Output all of the data below exactly as given.

◆ **TASK INPUTS**
-*-*-
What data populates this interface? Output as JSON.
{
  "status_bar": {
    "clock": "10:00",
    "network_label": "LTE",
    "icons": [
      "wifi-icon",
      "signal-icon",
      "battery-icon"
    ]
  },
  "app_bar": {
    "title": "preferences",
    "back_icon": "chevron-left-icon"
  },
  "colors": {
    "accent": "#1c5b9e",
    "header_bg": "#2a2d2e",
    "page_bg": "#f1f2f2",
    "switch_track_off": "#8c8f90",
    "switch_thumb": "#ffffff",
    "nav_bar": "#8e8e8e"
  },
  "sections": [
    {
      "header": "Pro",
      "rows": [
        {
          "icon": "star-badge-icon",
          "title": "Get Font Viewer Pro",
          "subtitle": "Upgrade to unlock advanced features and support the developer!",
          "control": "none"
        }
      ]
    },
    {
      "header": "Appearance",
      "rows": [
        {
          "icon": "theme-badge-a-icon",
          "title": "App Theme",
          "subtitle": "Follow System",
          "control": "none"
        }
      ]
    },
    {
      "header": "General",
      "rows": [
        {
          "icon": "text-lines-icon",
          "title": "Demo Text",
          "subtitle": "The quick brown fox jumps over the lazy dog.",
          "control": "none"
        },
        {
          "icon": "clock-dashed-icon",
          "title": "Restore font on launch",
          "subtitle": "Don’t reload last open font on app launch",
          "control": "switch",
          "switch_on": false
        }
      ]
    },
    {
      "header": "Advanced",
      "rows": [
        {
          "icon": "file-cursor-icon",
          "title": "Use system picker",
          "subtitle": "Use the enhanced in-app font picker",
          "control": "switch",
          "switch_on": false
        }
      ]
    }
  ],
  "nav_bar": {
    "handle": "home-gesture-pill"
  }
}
-*-*-
◆ **WORKED SOLUTION**
What data populates this interface? Output as JSON.
{
  "status_bar": {
    "clock": "10:00",
    "network_label": "LTE",
    "icons": [
      "wifi-icon",
      "signal-icon",
      "battery-icon"
    ]
  },
  "app_bar": {
    "title": "preferences",
    "back_icon": "chevron-left-icon"
  },
  "colors": {
    "accent": "#1c5b9e",
    "header_bg": "#2a2d2e",
    "page_bg": "#f1f2f2",
    "switch_track_off": "#8c8f90",
    "switch_thumb": "#ffffff",
    "nav_bar": "#8e8e8e"
  },
  "sections": [
    {
      "header": "Pro",
      "rows": [
        {
          "icon": "star-badge-icon",
          "title": "Get Font Viewer Pro",
          "subtitle": "Upgrade to unlock advanced features and support the developer!",
          "control": "none"
        }
      ]
    },
    {
      "header": "Appearance",
      "rows": [
        {
          "icon": "theme-badge-a-icon",
          "title": "App Theme",
          "subtitle": "Follow System",
          "control": "none"
        }
      ]
    },
    {
      "header": "General",
      "rows": [
        {
          "icon": "text-lines-icon",
          "title": "Demo Text",
          "subtitle": "The quick brown fox jumps over the lazy dog.",
          "control": "none"
        },
        {
          "icon": "clock-dashed-icon",
          "title": "Restore font on launch",
          "subtitle": "Don’t reload last open font on app launch",
          "control": "switch",
          "switch_on": false
        }
      ]
    },
    {
      "header": "Advanced",
      "rows": [
        {
          "icon": "file-cursor-icon",
          "title": "Use system picker",
          "subtitle": "Use the enhanced in-app font picker",
          "control": "switch",
          "switch_on": false
        }
      ]
    }
  ],
  "nav_bar": {
    "handle": "home-gesture-pill"
  }
}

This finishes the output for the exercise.